*Records from a collection*
#####

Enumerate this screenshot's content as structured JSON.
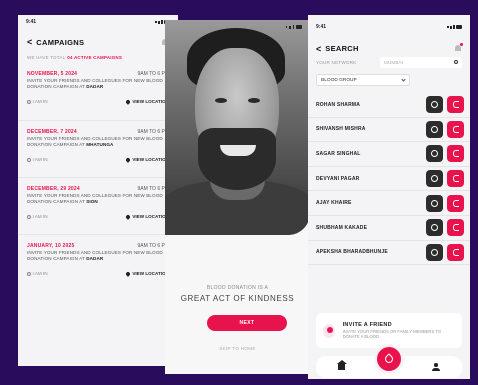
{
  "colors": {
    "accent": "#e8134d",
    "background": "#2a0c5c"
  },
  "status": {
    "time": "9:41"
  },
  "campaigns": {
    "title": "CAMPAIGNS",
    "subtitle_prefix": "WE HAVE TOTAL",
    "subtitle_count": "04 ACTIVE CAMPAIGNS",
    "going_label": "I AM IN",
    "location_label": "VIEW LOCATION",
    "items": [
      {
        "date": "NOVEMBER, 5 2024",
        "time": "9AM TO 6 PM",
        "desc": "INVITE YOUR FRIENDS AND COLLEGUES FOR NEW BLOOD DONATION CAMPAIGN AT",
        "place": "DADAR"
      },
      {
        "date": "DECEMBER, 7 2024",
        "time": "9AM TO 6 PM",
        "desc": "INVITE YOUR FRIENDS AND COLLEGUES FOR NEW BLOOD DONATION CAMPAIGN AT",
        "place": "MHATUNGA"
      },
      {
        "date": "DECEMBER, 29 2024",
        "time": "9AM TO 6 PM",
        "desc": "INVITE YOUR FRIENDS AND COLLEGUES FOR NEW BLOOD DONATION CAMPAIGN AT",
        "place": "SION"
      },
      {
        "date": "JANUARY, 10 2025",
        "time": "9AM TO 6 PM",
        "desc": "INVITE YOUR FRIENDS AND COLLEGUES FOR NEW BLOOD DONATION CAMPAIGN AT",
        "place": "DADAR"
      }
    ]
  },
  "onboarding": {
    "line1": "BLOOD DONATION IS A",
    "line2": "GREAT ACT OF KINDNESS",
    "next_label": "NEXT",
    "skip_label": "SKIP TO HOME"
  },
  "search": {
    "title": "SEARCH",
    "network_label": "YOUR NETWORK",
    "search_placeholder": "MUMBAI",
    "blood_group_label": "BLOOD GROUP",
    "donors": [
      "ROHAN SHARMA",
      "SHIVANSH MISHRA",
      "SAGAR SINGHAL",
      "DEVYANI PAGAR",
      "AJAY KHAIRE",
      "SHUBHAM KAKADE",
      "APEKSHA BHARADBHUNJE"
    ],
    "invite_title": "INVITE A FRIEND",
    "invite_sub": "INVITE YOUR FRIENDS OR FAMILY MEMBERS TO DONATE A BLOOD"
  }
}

#####

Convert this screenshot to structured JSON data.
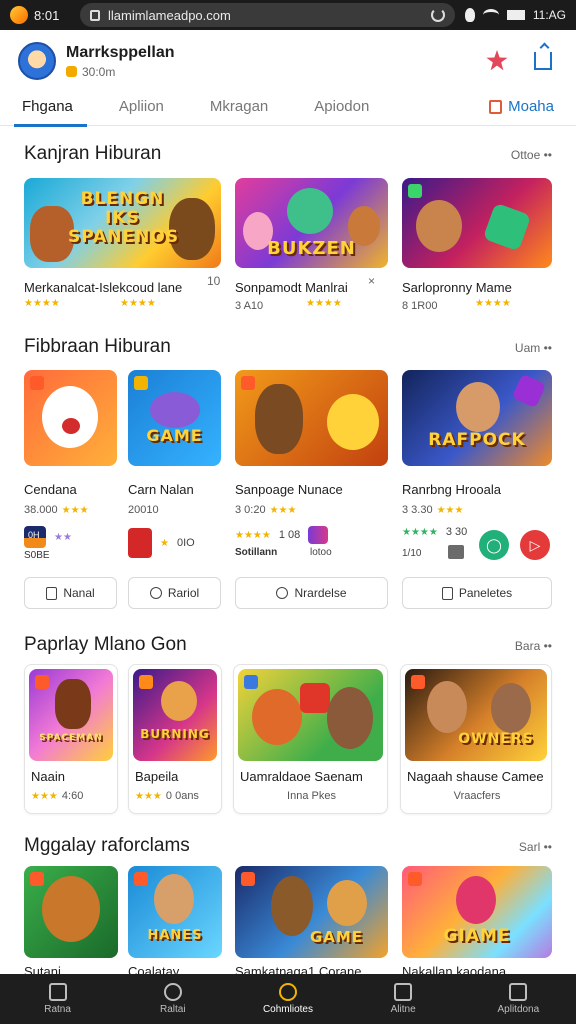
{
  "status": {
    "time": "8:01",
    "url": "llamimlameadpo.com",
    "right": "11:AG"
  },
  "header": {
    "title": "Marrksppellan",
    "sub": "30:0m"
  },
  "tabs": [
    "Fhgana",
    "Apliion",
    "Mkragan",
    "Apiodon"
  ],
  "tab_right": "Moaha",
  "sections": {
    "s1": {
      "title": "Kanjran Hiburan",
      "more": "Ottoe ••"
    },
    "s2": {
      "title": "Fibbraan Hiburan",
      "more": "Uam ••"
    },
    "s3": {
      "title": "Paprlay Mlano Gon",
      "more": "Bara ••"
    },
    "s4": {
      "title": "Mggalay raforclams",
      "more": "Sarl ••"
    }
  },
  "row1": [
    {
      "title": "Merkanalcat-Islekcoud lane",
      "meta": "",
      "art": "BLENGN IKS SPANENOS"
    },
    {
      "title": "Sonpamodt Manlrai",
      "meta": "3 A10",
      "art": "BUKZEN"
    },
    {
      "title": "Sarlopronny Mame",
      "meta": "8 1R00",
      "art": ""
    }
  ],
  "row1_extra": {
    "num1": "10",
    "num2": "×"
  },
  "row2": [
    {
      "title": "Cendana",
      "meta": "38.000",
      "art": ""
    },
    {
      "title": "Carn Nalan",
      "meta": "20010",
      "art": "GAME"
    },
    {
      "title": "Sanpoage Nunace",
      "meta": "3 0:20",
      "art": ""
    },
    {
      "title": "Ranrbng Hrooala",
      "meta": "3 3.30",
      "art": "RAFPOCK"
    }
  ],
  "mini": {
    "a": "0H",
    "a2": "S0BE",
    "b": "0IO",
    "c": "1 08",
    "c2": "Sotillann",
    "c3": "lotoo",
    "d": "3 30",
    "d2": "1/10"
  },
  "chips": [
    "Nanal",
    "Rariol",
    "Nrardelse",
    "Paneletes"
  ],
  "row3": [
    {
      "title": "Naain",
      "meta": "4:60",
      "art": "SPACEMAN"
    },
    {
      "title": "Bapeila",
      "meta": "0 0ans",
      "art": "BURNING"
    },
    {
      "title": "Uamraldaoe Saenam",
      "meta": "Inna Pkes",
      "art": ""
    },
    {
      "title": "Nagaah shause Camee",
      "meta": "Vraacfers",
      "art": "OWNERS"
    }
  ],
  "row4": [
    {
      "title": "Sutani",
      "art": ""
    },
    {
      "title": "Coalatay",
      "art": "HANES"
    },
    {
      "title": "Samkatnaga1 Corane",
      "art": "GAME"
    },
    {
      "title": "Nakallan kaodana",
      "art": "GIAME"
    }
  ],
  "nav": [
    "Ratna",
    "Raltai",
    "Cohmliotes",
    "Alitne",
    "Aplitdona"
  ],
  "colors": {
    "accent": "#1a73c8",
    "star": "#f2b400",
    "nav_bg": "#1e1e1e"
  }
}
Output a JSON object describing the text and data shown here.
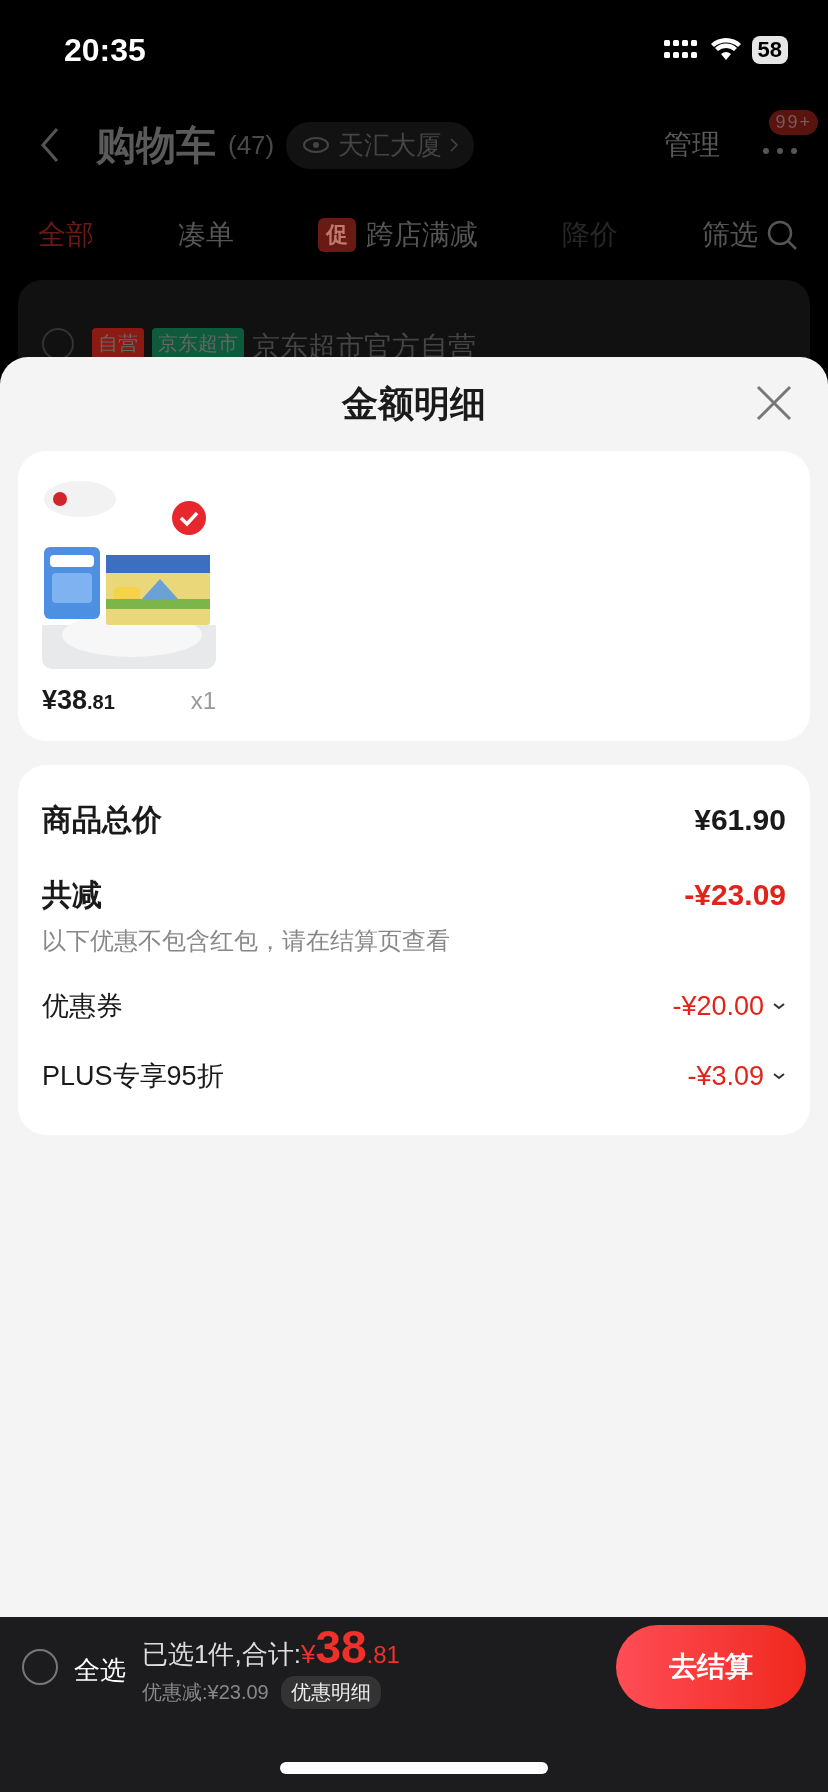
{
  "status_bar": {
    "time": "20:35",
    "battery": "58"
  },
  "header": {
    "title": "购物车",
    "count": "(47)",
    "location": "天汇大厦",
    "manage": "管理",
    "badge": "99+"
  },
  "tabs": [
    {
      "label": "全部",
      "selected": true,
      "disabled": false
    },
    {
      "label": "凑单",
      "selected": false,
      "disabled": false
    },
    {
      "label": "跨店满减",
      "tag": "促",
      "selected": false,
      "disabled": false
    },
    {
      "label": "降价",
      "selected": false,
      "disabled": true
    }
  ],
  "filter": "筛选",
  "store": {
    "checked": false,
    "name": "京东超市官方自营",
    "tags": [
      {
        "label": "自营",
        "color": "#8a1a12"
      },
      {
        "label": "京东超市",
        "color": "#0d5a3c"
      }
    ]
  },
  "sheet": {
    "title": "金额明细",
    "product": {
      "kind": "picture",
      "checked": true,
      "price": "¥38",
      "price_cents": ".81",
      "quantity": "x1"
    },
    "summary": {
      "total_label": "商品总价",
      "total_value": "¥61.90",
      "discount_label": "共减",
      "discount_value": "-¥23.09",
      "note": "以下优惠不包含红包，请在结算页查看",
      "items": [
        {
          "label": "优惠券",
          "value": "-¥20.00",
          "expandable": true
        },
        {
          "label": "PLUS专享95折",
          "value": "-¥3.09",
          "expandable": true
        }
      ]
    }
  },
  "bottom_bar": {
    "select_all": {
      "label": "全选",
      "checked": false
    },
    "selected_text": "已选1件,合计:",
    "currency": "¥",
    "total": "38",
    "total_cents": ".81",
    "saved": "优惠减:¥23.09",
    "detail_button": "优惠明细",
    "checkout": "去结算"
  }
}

#####

*Do this*
Write down only how many lines in the listing contain the word "date".

*The result*
4